[Problem requirements]
Print out every record exactly as it appears.

[Material for the task]
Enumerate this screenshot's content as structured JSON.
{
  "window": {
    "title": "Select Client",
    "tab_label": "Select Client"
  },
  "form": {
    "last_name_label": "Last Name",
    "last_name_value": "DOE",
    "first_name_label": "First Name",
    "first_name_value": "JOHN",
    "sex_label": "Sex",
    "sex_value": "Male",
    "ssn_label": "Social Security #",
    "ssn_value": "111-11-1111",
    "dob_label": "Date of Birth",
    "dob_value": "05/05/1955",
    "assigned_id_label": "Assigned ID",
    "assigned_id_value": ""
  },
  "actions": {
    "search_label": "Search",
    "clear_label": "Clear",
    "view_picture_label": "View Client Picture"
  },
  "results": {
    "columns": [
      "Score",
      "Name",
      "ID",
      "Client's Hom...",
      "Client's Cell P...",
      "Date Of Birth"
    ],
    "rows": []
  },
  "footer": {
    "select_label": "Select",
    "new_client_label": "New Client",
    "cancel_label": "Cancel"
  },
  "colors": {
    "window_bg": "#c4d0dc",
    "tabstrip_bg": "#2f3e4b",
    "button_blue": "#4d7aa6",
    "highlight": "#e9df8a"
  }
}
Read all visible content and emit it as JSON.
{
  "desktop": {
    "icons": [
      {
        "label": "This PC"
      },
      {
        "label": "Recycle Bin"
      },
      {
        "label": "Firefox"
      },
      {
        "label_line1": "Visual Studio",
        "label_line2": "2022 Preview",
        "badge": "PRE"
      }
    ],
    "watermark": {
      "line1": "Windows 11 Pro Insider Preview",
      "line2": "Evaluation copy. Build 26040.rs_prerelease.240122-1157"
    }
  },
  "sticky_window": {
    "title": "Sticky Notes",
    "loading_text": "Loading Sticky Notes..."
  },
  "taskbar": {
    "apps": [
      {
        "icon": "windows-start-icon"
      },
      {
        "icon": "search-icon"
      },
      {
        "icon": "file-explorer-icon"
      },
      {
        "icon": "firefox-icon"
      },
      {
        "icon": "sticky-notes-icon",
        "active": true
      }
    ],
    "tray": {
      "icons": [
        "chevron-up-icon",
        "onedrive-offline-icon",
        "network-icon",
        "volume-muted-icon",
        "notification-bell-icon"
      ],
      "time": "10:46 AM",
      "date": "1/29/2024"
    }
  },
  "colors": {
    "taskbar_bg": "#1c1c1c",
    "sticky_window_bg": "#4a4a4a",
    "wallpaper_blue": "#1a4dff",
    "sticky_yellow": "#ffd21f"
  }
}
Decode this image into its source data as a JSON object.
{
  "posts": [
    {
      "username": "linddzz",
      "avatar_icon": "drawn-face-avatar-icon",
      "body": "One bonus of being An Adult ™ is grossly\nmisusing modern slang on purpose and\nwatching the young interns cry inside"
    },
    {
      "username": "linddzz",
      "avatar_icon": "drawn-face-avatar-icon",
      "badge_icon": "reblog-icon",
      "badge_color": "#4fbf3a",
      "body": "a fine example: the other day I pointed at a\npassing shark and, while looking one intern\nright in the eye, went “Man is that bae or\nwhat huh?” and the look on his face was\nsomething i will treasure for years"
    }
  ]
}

[Solved problem]
Enumerate this screenshot's content as structured JSON.
{
  "window": {
    "title": "Select Client",
    "tab_label": "Select Client"
  },
  "form": {
    "last_name_label": "Last Name",
    "last_name_value": "DOE",
    "first_name_label": "First Name",
    "first_name_value": "JOHN",
    "sex_label": "Sex",
    "sex_value": "Male",
    "ssn_label": "Social Security #",
    "ssn_value": "111-11-1111",
    "dob_label": "Date of Birth",
    "dob_value": "05/05/1955",
    "assigned_id_label": "Assigned ID",
    "assigned_id_value": ""
  },
  "actions": {
    "search_label": "Search",
    "clear_label": "Clear",
    "view_picture_label": "View Client Picture"
  },
  "results": {
    "columns": [
      "Score",
      "Name",
      "ID",
      "Client's Hom...",
      "Client's Cell P...",
      "Date Of Birth"
    ],
    "rows": []
  },
  "footer": {
    "select_label": "Select",
    "new_client_label": "New Client",
    "cancel_label": "Cancel"
  },
  "colors": {
    "window_bg": "#c4d0dc",
    "tabstrip_bg": "#2f3e4b",
    "button_blue": "#4d7aa6",
    "highlight": "#e9df8a"
  }
}
Read all visible content and emit it as JSON.
{
  "desktop": {
    "icons": [
      {
        "label": "This PC"
      },
      {
        "label": "Recycle Bin"
      },
      {
        "label": "Firefox"
      },
      {
        "label_line1": "Visual Studio",
        "label_line2": "2022 Preview",
        "badge": "PRE"
      }
    ],
    "watermark": {
      "line1": "Windows 11 Pro Insider Preview",
      "line2": "Evaluation copy. Build 26040.rs_prerelease.240122-1157"
    }
  },
  "sticky_window": {
    "title": "Sticky Notes",
    "loading_text": "Loading Sticky Notes..."
  },
  "taskbar": {
    "apps": [
      {
        "icon": "windows-start-icon"
      },
      {
        "icon": "search-icon"
      },
      {
        "icon": "file-explorer-icon"
      },
      {
        "icon": "firefox-icon"
      },
      {
        "icon": "sticky-notes-icon",
        "active": true
      }
    ],
    "tray": {
      "icons": [
        "chevron-up-icon",
        "onedrive-offline-icon",
        "network-icon",
        "volume-muted-icon",
        "notification-bell-icon"
      ],
      "time": "10:46 AM",
      "date": "1/29/2024"
    }
  },
  "colors": {
    "taskbar_bg": "#1c1c1c",
    "sticky_window_bg": "#4a4a4a",
    "wallpaper_blue": "#1a4dff",
    "sticky_yellow": "#ffd21f"
  }
}
Decode this image into its source data as a JSON object.
{
  "posts": [
    {
      "username": "linddzz",
      "avatar_icon": "drawn-face-avatar-icon",
      "body": "One bonus of being An Adult ™ is grossly\nmisusing modern slang on purpose and\nwatching the young interns cry inside"
    },
    {
      "username": "linddzz",
      "avatar_icon": "drawn-face-avatar-icon",
      "badge_icon": "reblog-icon",
      "badge_color": "#4fbf3a",
      "body": "a fine example: the other day I pointed at a\npassing shark and, while looking one intern\nright in the eye, went “Man is that bae or\nwhat huh?” and the look on his face was\nsomething i will treasure for years"
    }
  ]
}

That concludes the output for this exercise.